Exercise objective: Any picture among the records should be left out, please; retype the rest exactly.

Source data:

::::::::::

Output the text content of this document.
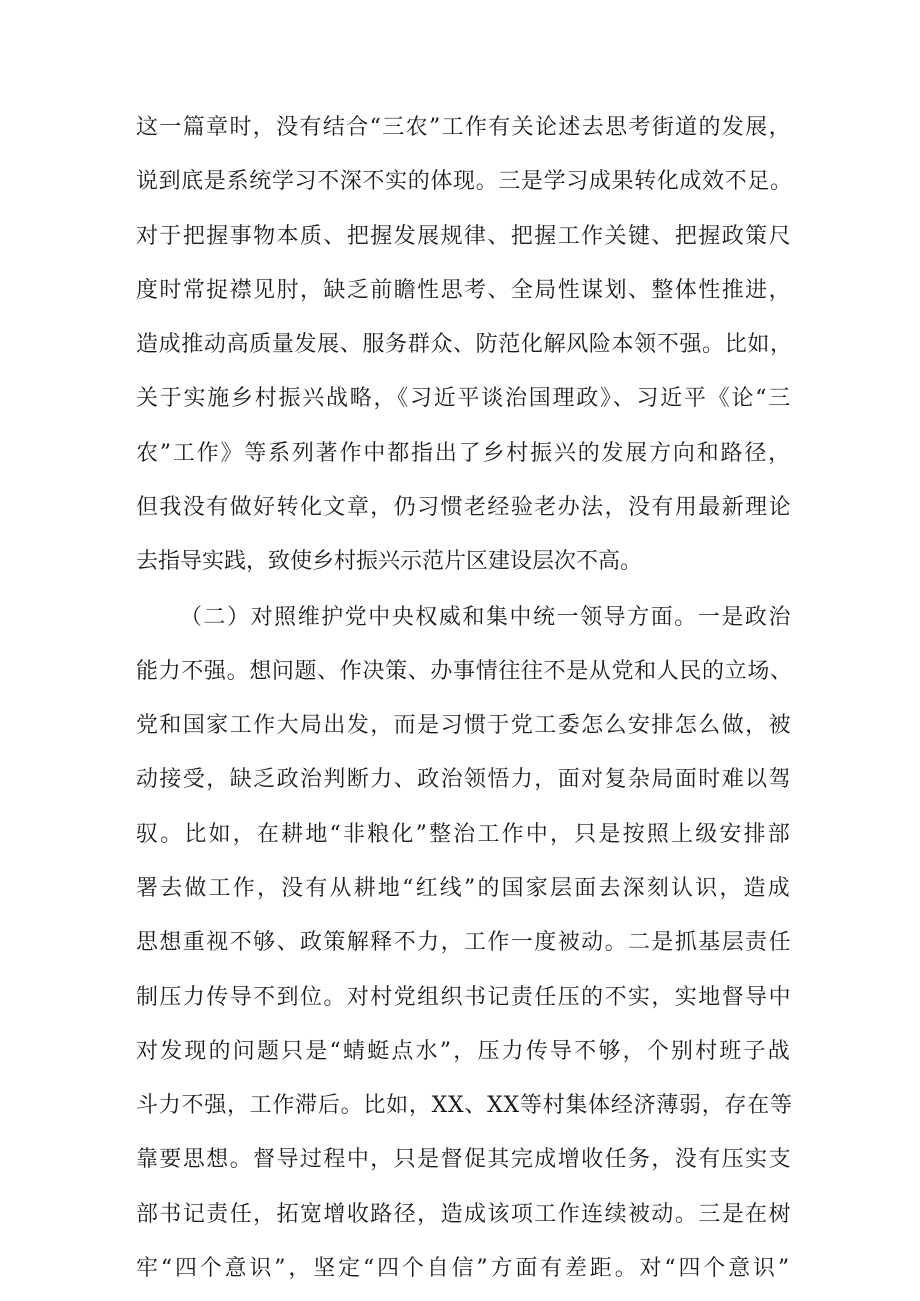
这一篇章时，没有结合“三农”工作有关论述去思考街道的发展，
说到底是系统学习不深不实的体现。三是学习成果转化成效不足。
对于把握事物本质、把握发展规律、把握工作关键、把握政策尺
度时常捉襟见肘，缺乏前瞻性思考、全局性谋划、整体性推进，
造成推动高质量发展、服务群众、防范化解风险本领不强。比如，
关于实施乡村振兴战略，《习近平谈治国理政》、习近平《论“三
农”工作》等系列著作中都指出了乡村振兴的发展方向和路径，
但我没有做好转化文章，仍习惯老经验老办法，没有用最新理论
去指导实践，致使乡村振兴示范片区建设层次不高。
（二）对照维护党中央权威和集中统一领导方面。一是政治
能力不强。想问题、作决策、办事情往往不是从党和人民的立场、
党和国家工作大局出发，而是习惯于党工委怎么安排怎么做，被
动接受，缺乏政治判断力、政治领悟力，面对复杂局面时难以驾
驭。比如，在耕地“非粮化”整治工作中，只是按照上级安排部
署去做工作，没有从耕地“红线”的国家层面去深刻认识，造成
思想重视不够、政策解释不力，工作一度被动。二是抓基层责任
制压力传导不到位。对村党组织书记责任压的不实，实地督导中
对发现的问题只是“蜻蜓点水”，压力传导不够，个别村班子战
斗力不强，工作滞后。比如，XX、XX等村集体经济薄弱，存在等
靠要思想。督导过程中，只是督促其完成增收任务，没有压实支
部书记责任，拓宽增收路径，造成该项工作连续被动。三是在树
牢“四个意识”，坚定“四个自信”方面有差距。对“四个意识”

::::::::::

Exercise result:
Output the text content of this document.
这一篇章时，没有结合“三农”工作有关论述去思考街道的发展，
说到底是系统学习不深不实的体现。三是学习成果转化成效不足。
对于把握事物本质、把握发展规律、把握工作关键、把握政策尺
度时常捉襟见肘，缺乏前瞻性思考、全局性谋划、整体性推进，
造成推动高质量发展、服务群众、防范化解风险本领不强。比如，
关于实施乡村振兴战略，《习近平谈治国理政》、习近平《论“三
农”工作》等系列著作中都指出了乡村振兴的发展方向和路径，
但我没有做好转化文章，仍习惯老经验老办法，没有用最新理论
去指导实践，致使乡村振兴示范片区建设层次不高。
（二）对照维护党中央权威和集中统一领导方面。一是政治
能力不强。想问题、作决策、办事情往往不是从党和人民的立场、
党和国家工作大局出发，而是习惯于党工委怎么安排怎么做，被
动接受，缺乏政治判断力、政治领悟力，面对复杂局面时难以驾
驭。比如，在耕地“非粮化”整治工作中，只是按照上级安排部
署去做工作，没有从耕地“红线”的国家层面去深刻认识，造成
思想重视不够、政策解释不力，工作一度被动。二是抓基层责任
制压力传导不到位。对村党组织书记责任压的不实，实地督导中
对发现的问题只是“蜻蜓点水”，压力传导不够，个别村班子战
斗力不强，工作滞后。比如，XX、XX等村集体经济薄弱，存在等
靠要思想。督导过程中，只是督促其完成增收任务，没有压实支
部书记责任，拓宽增收路径，造成该项工作连续被动。三是在树
牢“四个意识”，坚定“四个自信”方面有差距。对“四个意识”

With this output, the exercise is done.